## Start

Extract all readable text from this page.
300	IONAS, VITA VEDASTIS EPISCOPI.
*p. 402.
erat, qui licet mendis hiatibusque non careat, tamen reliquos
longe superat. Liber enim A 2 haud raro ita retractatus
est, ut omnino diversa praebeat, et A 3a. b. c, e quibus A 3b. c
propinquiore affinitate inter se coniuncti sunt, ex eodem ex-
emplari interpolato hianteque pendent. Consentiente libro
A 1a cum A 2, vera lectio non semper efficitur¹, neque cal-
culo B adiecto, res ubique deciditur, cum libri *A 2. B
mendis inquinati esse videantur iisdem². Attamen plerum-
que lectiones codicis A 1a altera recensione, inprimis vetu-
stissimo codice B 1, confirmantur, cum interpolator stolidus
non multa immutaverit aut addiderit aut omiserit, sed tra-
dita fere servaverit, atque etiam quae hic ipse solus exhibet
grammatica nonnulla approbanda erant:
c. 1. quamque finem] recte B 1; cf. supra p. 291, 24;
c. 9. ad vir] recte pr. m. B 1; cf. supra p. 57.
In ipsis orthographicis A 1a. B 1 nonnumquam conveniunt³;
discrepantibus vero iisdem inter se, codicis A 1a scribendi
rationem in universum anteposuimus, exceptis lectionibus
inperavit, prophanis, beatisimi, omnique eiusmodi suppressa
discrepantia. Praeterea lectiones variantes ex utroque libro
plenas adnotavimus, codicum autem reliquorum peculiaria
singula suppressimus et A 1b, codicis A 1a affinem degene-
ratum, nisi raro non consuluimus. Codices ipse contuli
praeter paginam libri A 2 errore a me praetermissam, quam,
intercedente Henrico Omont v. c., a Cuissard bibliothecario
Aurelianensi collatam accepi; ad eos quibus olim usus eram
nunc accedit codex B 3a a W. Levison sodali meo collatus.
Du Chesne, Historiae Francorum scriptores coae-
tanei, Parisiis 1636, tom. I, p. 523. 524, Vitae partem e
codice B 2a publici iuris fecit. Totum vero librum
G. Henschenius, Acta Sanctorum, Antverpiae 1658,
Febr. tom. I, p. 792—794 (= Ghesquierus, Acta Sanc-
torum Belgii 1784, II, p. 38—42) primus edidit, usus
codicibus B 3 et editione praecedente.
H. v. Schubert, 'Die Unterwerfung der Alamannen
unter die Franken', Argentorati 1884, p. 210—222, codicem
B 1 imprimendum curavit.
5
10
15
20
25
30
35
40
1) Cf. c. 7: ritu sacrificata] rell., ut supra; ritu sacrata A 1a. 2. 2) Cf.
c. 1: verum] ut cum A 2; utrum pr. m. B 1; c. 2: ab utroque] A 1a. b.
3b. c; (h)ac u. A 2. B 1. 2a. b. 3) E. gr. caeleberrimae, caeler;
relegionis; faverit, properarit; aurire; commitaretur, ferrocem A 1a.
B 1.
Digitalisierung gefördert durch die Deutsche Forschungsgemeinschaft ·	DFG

## End

• _What the exercise asks_: Print the whole listing exactly as it is.

• _The completed task_:
Extract all readable text from this page.
300	IONAS, VITA VEDASTIS EPISCOPI.
*p. 402.
erat, qui licet mendis hiatibusque non careat, tamen reliquos
longe superat. Liber enim A 2 haud raro ita retractatus
est, ut omnino diversa praebeat, et A 3a. b. c, e quibus A 3b. c
propinquiore affinitate inter se coniuncti sunt, ex eodem ex-
emplari interpolato hianteque pendent. Consentiente libro
A 1a cum A 2, vera lectio non semper efficitur¹, neque cal-
culo B adiecto, res ubique deciditur, cum libri *A 2. B
mendis inquinati esse videantur iisdem². Attamen plerum-
que lectiones codicis A 1a altera recensione, inprimis vetu-
stissimo codice B 1, confirmantur, cum interpolator stolidus
non multa immutaverit aut addiderit aut omiserit, sed tra-
dita fere servaverit, atque etiam quae hic ipse solus exhibet
grammatica nonnulla approbanda erant:
c. 1. quamque finem] recte B 1; cf. supra p. 291, 24;
c. 9. ad vir] recte pr. m. B 1; cf. supra p. 57.
In ipsis orthographicis A 1a. B 1 nonnumquam conveniunt³;
discrepantibus vero iisdem inter se, codicis A 1a scribendi
rationem in universum anteposuimus, exceptis lectionibus
inperavit, prophanis, beatisimi, omnique eiusmodi suppressa
discrepantia. Praeterea lectiones variantes ex utroque libro
plenas adnotavimus, codicum autem reliquorum peculiaria
singula suppressimus et A 1b, codicis A 1a affinem degene-
ratum, nisi raro non consuluimus. Codices ipse contuli
praeter paginam libri A 2 errore a me praetermissam, quam,
intercedente Henrico Omont v. c., a Cuissard bibliothecario
Aurelianensi collatam accepi; ad eos quibus olim usus eram
nunc accedit codex B 3a a W. Levison sodali meo collatus.
Du Chesne, Historiae Francorum scriptores coae-
tanei, Parisiis 1636, tom. I, p. 523. 524, Vitae partem e
codice B 2a publici iuris fecit. Totum vero librum
G. Henschenius, Acta Sanctorum, Antverpiae 1658,
Febr. tom. I, p. 792—794 (= Ghesquierus, Acta Sanc-
torum Belgii 1784, II, p. 38—42) primus edidit, usus
codicibus B 3 et editione praecedente.
H. v. Schubert, 'Die Unterwerfung der Alamannen
unter die Franken', Argentorati 1884, p. 210—222, codicem
B 1 imprimendum curavit.
5
10
15
20
25
30
35
40
1) Cf. c. 7: ritu sacrificata] rell., ut supra; ritu sacrata A 1a. 2. 2) Cf.
c. 1: verum] ut cum A 2; utrum pr. m. B 1; c. 2: ab utroque] A 1a. b.
3b. c; (h)ac u. A 2. B 1. 2a. b. 3) E. gr. caeleberrimae, caeler;
relegionis; faverit, properarit; aurire; commitaretur, ferrocem A 1a.
B 1.
Digitalisierung gefördert durch die Deutsche Forschungsgemeinschaft ·	DFG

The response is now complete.